Task instructions -
Copy out every row below that contains the word "исполнении", in full.

>> BEGIN

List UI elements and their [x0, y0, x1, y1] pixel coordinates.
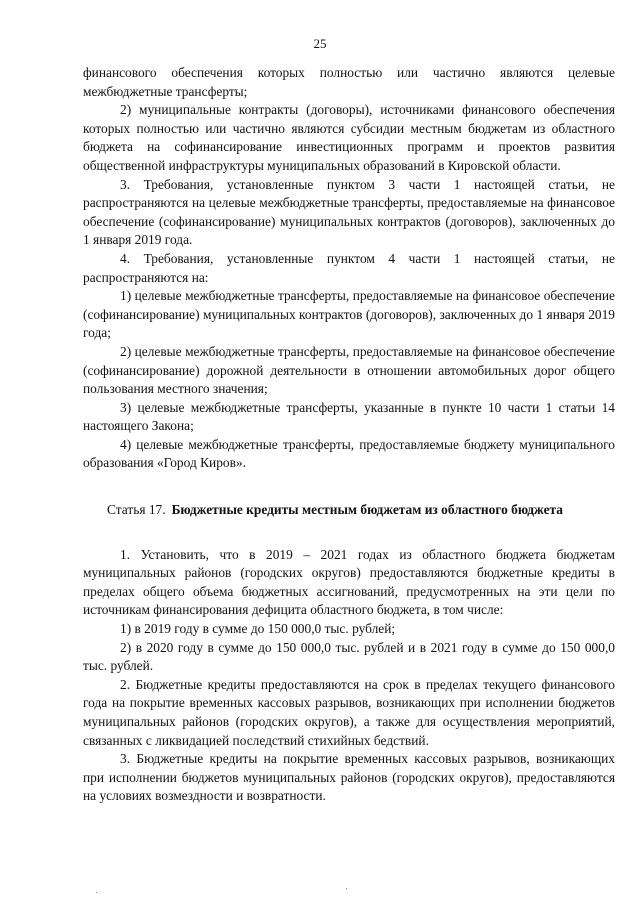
document-body	[83, 64, 615, 806]
scan-speck	[346, 888, 347, 889]
paragraph: 4. Требования, установленные пунктом 4 части 1 настоящей статьи, не распространяются на:	[83, 250, 615, 285]
paragraph: 2) муниципальные контракты (договоры), источниками финансового обеспечения которых полностью или частично являются субсидии местным бюджетам из областного бюджета на софинансирование инвестиционных программ и проектов развития общественной инфраструктуры муниципальных образований в Кировской области.	[83, 102, 615, 173]
paragraph: 2) целевые межбюджетные трансферты, предоставляемые на финансовое обеспечение (софинансирование) дорожной деятельности в отношении автомобильных дорог общего пользования местного значения;	[83, 343, 615, 397]
paragraph: 3. Требования, установленные пунктом 3 части 1 настоящей статьи, не распространяются на целевые межбюджетные трансферты, предоставляемые на финансовое обеспечение (софинансирование) муниципальных контрактов (договоров), заключенных до 1 января 2019 года.	[83, 176, 615, 248]
article-title: Бюджетные кредиты местным бюджетам из областного бюджета	[171, 502, 563, 518]
paragraph: 4) целевые межбюджетные трансферты, предоставляемые бюджету муниципального образования «Город Киров».	[83, 436, 615, 471]
paragraph: 1) в 2019 году в сумме до 150 000,0 тыс. рублей;	[120, 621, 396, 637]
article-label: Статья 17.	[107, 502, 166, 518]
paragraph: 2) в 2020 году в сумме до 150 000,0 тыс. рублей и в 2021 году в сумме до 150 000,0 тыс. рублей.	[83, 639, 615, 674]
paragraph: 3) целевые межбюджетные трансферты, указанные в пункте 10 части 1 статьи 14 настоящего Закона;	[83, 399, 615, 434]
page-number: 25	[313, 36, 327, 51]
paragraph: 1) целевые межбюджетные трансферты, предоставляемые на финансовое обеспечение (софинансирование) муниципальных контрактов (договоров), заключенных до 1 января 2019 года;	[83, 288, 615, 341]
paragraph: 3. Бюджетные кредиты на покрытие временных кассовых разрывов, возникающих при исполнении бюджетов муниципальных районов (городских округов), предоставляются на условиях возмездности и возвратности.	[83, 751, 615, 804]
scan-speck	[96, 892, 97, 893]
paragraph: 1. Установить, что в 2019 – 2021 годах из областного бюджета бюджетам муниципальных районов (городских округов) предоставляются бюджетные кредиты в пределах общего объема бюджетных ассигнований, предусмотренных на эти цели по источникам финансирования дефицита областного бюджета, в том числе:	[83, 546, 615, 618]
paragraph: 2. Бюджетные кредиты предоставляются на срок в пределах текущего финансового года на покрытие временных кассовых разрывов, возникающих при исполнении бюджетов муниципальных районов (городских округов), а также для осуществления мероприятий, связанных с ликвидацией последствий стихийных бедствий.	[83, 676, 615, 748]
paragraph: финансового обеспечения которых полностью или частично являются целевые межбюджетные трансферты;	[83, 65, 615, 99]
article-heading	[83, 501, 615, 520]
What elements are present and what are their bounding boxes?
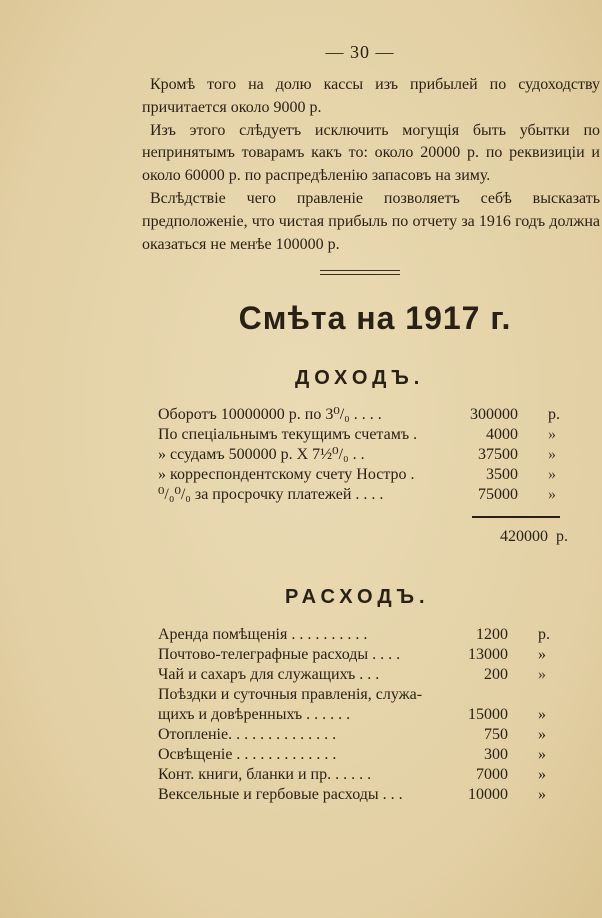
income-row-label: По спеціальнымъ текущимъ счетамъ .: [158, 426, 418, 443]
income-table: [158, 405, 578, 505]
expense-row-value: 7000: [476, 766, 508, 783]
expense-row-label: Чай и сахаръ для служащихъ . . .: [158, 666, 380, 683]
expense-row-label: Аренда помѣщенія . . . . . . . . . .: [158, 626, 368, 643]
income-row: [158, 425, 578, 445]
expense-row-unit: »: [538, 726, 546, 743]
income-row-value: 3500: [486, 466, 518, 483]
income-row-label: » ссудамъ 500000 р. X 7½⁰/₀ . .: [158, 446, 365, 463]
intro-paragraph-2: Изъ этого слѣдуетъ исключить могущія быть убытки по непринятымъ товарамъ какъ то: около 20000 р. по реквизиціи и около 60000 р. по распредѣленію запасовъ на зиму.: [142, 121, 600, 185]
income-row-value: 75000: [478, 486, 518, 503]
income-row-unit: »: [548, 486, 556, 503]
expense-row-label: Почтово-телеграфные расходы . . . .: [158, 646, 401, 663]
expense-row-value: 750: [484, 726, 508, 743]
expense-row-value: 13000: [468, 646, 508, 663]
expense-row-label: Вексельные и гербовые расходы . . .: [158, 786, 403, 803]
expense-row: [158, 765, 578, 785]
expense-row-unit: р.: [538, 626, 550, 643]
income-row-unit: »: [548, 466, 556, 483]
expense-table: [158, 625, 578, 805]
expense-row-unit: »: [538, 706, 546, 723]
income-row: [158, 445, 578, 465]
expense-row-label: Освѣщеніе . . . . . . . . . . . . .: [158, 746, 337, 763]
expense-row-unit: »: [538, 786, 546, 803]
expense-row-value: 200: [484, 666, 508, 683]
income-total-unit: р.: [556, 528, 568, 545]
expense-row: [158, 625, 578, 645]
intro-text: [142, 74, 600, 256]
expense-row-label: Конт. книги, бланки и пр. . . . . .: [158, 766, 372, 783]
expense-row-label: Отопленіе. . . . . . . . . . . . . .: [158, 726, 337, 743]
expense-row-value: 15000: [468, 706, 508, 723]
expense-row: [158, 725, 578, 745]
income-row: [158, 465, 578, 485]
expense-row-value: 10000: [468, 786, 508, 803]
income-row-value: 4000: [486, 426, 518, 443]
income-heading: ДОХОДЪ.: [295, 367, 425, 389]
expense-row: [158, 645, 578, 665]
income-total-value: 420000: [500, 528, 548, 545]
income-row-value: 300000: [470, 406, 518, 423]
estimate-title: Смѣта на 1917 г.: [238, 300, 512, 336]
expense-heading: РАСХОДЪ.: [285, 586, 430, 608]
income-row-unit: »: [548, 426, 556, 443]
expense-row-value: 300: [484, 746, 508, 763]
income-row-value: 37500: [478, 446, 518, 463]
section-divider: [320, 270, 400, 275]
income-row-unit: »: [548, 446, 556, 463]
expense-row-unit: »: [538, 746, 546, 763]
income-row-unit: р.: [548, 406, 560, 423]
expense-row: [158, 745, 578, 765]
expense-row: [158, 705, 578, 725]
expense-row-unit: »: [538, 646, 546, 663]
income-row-label: » корреспондентскому счету Ностро .: [158, 466, 415, 483]
income-row: [158, 405, 578, 425]
page-number: — 30 —: [325, 42, 395, 62]
expense-row: [158, 785, 578, 805]
intro-paragraph-1: Кромѣ того на долю кассы изъ прибылей по судоходству причитается около 9000 р.: [142, 76, 600, 116]
income-row-label: ⁰/₀⁰/₀ за просрочку платежей . . . .: [158, 486, 384, 503]
expense-row-label: щихъ и довѣренныхъ . . . . . .: [158, 706, 351, 723]
expense-row: [158, 665, 578, 685]
expense-row-value: 1200: [476, 626, 508, 643]
income-sum-line: [472, 516, 560, 518]
income-row-label: Оборотъ 10000000 р. по 3⁰/₀ . . . .: [158, 406, 382, 423]
expense-row-unit: »: [538, 666, 546, 683]
income-row: [158, 485, 578, 505]
expense-row: [158, 685, 578, 705]
expense-row-unit: »: [538, 766, 546, 783]
expense-row-label: Поѣздки и суточныя правленія, служа-: [158, 686, 423, 703]
intro-paragraph-3: Вслѣдствіе чего правленіе позволяетъ себѣ высказать предположеніе, что чистая прибыль по отчету за 1916 годъ должна оказаться не менѣе 100000 р.: [142, 189, 600, 253]
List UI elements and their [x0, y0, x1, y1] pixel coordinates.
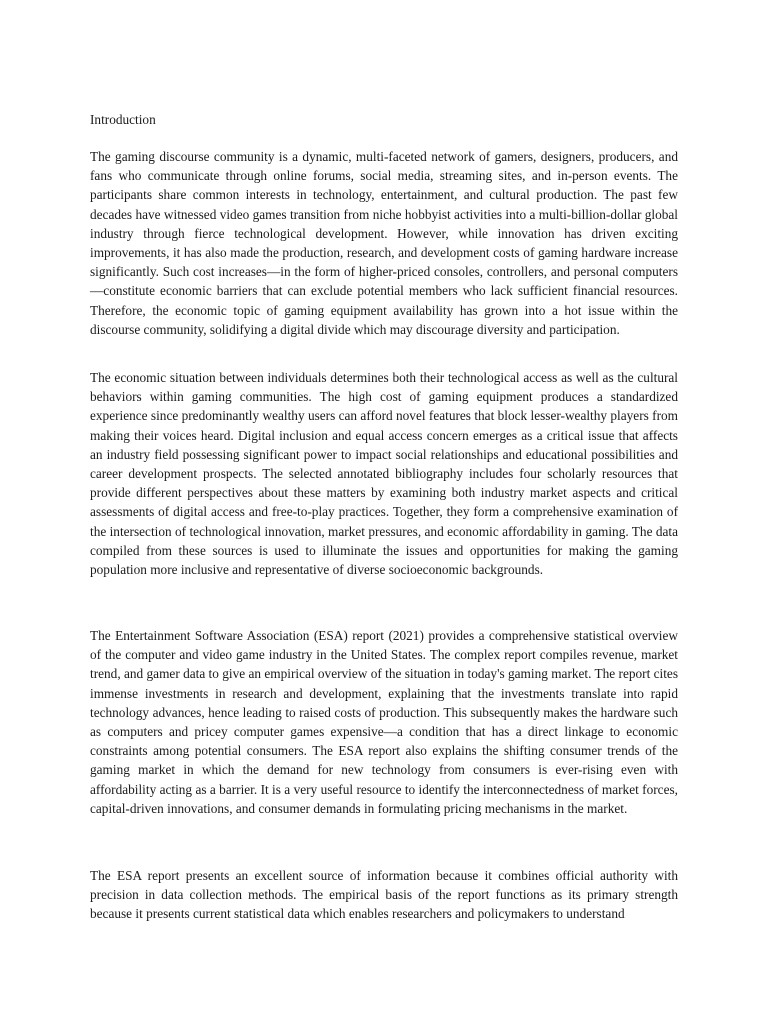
paragraph-economic-situation: The economic situation between individuals determines both their technological access as well as the cultural behaviors within gaming communities. The high cost of gaming equipment produces a standardized experience since predominantly wealthy users can afford novel features that block lesser-wealthy players from making their voices heard. Digital inclusion and equal access concern emerges as a critical issue that affects an industry field possessing significant power to impact social relationships and educational possibilities and career development prospects. The selected annotated bibliography includes four scholarly resources that provide different perspectives about these matters by examining both industry market aspects and critical assessments of digital access and free-to-play practices. Together, they form a comprehensive examination of the intersection of technological innovation, market pressures, and economic affordability in gaming. The data compiled from these sources is used to illuminate the issues and opportunities for making the gaming population more inclusive and representative of diverse socioeconomic backgrounds. — [90, 370, 678, 578]
paragraph-esa-report-evaluation: The ESA report presents an excellent source of information because it combines official authority with precision in data collection methods. The empirical basis of the report functions as its primary strength because it presents current statistical data which enables researchers and policymakers to understand — [90, 868, 678, 922]
section-heading: Introduction — [90, 112, 156, 127]
document-page — [90, 0, 678, 1024]
paragraph-esa-report-overview: The Entertainment Software Association (ESA) report (2021) provides a comprehensive statistical overview of the computer and video game industry in the United States. The complex report compiles revenue, market trend, and gamer data to give an empirical overview of the situation in today's gaming market. The report cites immense investments in research and development, explaining that the investments translate into rapid technology advances, hence leading to raised costs of production. This subsequently makes the hardware such as computers and pricey computer games expensive—a condition that has a direct linkage to economic constraints among potential consumers. The ESA report also explains the shifting consumer trends of the gaming market in which the demand for new technology from consumers is ever-rising even with affordability acting as a barrier. It is a very useful resource to identify the interconnectedness of market forces, capital-driven innovations, and consumer demands in formulating pricing mechanisms in the market. — [90, 628, 678, 816]
paragraph-introduction: The gaming discourse community is a dynamic, multi-faceted network of gamers, designers, producers, and fans who communicate through online forums, social media, streaming sites, and in-person events. The participants share common interests in technology, entertainment, and cultural production. The past few decades have witnessed video games transition from niche hobbyist activities into a multi-billion-dollar global industry through fierce technological development. However, while innovation has driven exciting improvements, it has also made the production, research, and development costs of gaming hardware increase significantly. Such cost increases—in the form of higher-priced consoles, controllers, and personal computers—constitute economic barriers that can exclude potential members who lack sufficient financial resources. Therefore, the economic topic of gaming equipment availability has grown into a hot issue within the discourse community, solidifying a digital divide which may discourage diversity and participation. — [90, 149, 678, 337]
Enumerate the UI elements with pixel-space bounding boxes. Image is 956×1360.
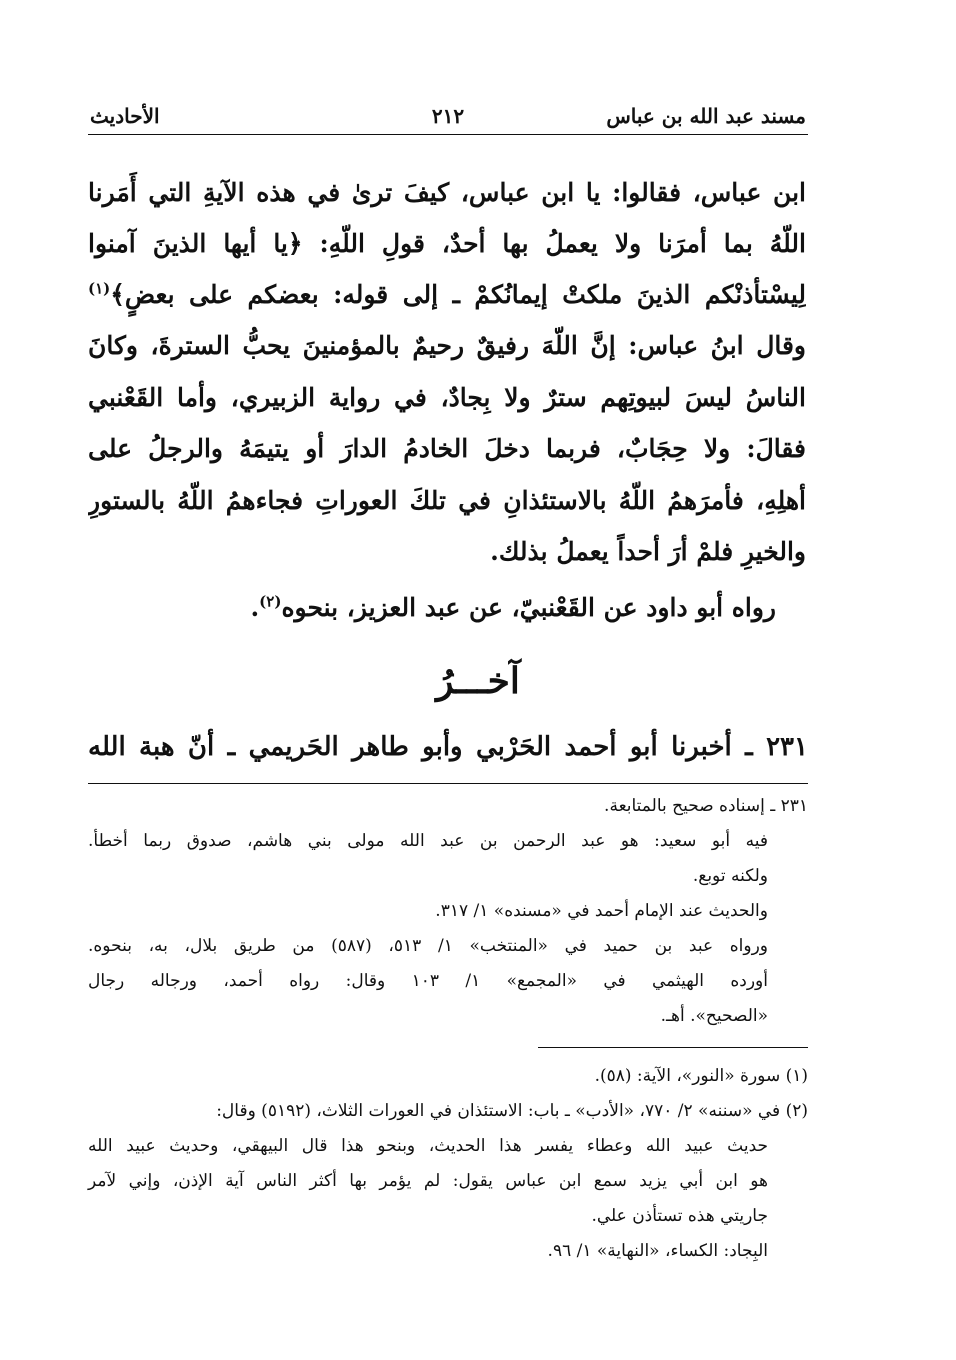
- main-text-line: الناسُ ليسَ لبيوتِهم سترٌ ولا بِجادٌ، في رواية الزبيري، وأما القَعْنبي: [88, 383, 806, 412]
- divider: [88, 783, 808, 784]
- footnote-line: (١) سورة «النور»، الآية: (٥٨).: [594, 1066, 808, 1086]
- footnote-marker: (٢): [259, 592, 282, 611]
- header-section-title: الأحاديث: [90, 104, 160, 128]
- narration-line: [86, 583, 776, 633]
- commentary-line: ٢٣١ ـ إسناده صحيح بالمتابعة.: [604, 796, 808, 816]
- main-text-line: اللّهُ بما أمرَنا ولا يعملُ بها أحدٌ، قولِ اللّهِ: ﴿يا أيها الذينَ آمنوا: [88, 229, 806, 258]
- page-number: ٢١٢: [431, 104, 465, 128]
- main-text-line: ابن عباس، فقالوا: يا ابن عباس، كيفَ ترىٰ في هذه الآيةِ التي أَمَرنا: [88, 178, 806, 207]
- commentary-line: ورواه عبد بن حميد في «المنتخب» ١/ ٥١٣، (٥٨٧) من طريق بلال، به، بنحوه.: [88, 936, 769, 956]
- commentary-line: والحديث عند الإمام أحمد في «مسنده» ١/ ٣١٧.: [435, 901, 768, 921]
- footnote-line: حديث عبيد الله وعطاء يفسر هذا الحديث، وبنحو هذا قال البيهقي، وحديث عبيد الله: [88, 1136, 768, 1156]
- footnote-line: (٢) في «سننه» ٢/ ٧٧٠، «الأدب» ـ باب: الاستئذان في العورات الثلاث، (٥١٩٢) وقال:: [216, 1101, 808, 1121]
- section-title: آخـــرُ: [436, 660, 520, 702]
- main-text-line: أهلِهِ، فأمرَهمُ اللّهُ بالاستئذانِ في تلكَ العوراتِ فجاءهمُ اللّهُ بالستورِ: [88, 486, 806, 515]
- commentary-line: أورده الهيثمي في «المجمع» ١/ ١٠٣ وقال: رواه أحمد، ورجاله رجال: [88, 971, 768, 991]
- header-book-title: مسند عبد الله بن عباس: [606, 104, 806, 128]
- narration-text: رواه أبو داود عن القَعْنبيّ، عن عبد العزيز، بنحوه: [281, 593, 776, 622]
- main-text-line: وقال ابنُ عباس: إنَّ اللّهَ رفيقٌ رحيمٌ بالمؤمنينَ يحبُّ السترةَ، وكانَ: [88, 331, 806, 360]
- commentary-line: فيه أبو سعيد: هو عبد الرحمن بن عبد الله مولى بني هاشم، صدوق ربما أخطأ.: [88, 831, 768, 851]
- main-text-span: لِيسْتأذنْكم الذينَ ملكتْ إيمانُكمْ ـ إلى قوله: بعضكم على بعضٍ﴾: [110, 280, 806, 309]
- commentary-line: ولكنه توبع.: [692, 866, 768, 886]
- footnote-line: هو ابن أبي يزيد سمع ابن عباس يقول: لم يؤمر بها أكثر الناس آية الإذن، وإني لآمر: [88, 1171, 768, 1191]
- footnote-line: جاريتي هذه تستأذن علي.: [591, 1206, 768, 1226]
- main-text-line: [88, 270, 806, 320]
- narration-end: .: [250, 593, 260, 622]
- page-header: [88, 98, 808, 135]
- hadith-opening-line: ٢٣١ ـ أخبرنا أبو أحمد الحَرْبي وأبو طاهر الحَريمي ـ أنّ هبة الله: [88, 732, 808, 762]
- commentary-line: «الصحيح». أهـ.: [660, 1006, 768, 1026]
- footnote-line: البِجاد: الكساء، «النهاية» ١/ ٩٦.: [547, 1241, 768, 1261]
- main-text-line: فقالَ: ولا حِجَابٌ، فربما دخلَ الخادمُ الدارَ أو يتيمَهُ والرجلُ على: [88, 434, 806, 463]
- main-text-line: والخيرِ فلمْ أرَ أحداً يعملُ بذلك.: [490, 537, 806, 566]
- footnote-divider: [538, 1047, 808, 1048]
- footnote-marker: (١): [88, 279, 111, 298]
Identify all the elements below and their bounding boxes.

>> END

Solution for this problem -
paragraph: 3. Бюджетные кредиты на покрытие временных кассовых разрывов, возникающих при исполнении бюджетов муниципальных районов (городских округов), предоставляются на условиях возмездности и возвратности.	[83, 751, 615, 804]
paragraph: 2. Бюджетные кредиты предоставляются на срок в пределах текущего финансового года на покрытие временных кассовых разрывов, возникающих при исполнении бюджетов муниципальных районов (городских округов), а также для осуществления мероприятий, связанных с ликвидацией последствий стихийных бедствий.	[83, 676, 615, 748]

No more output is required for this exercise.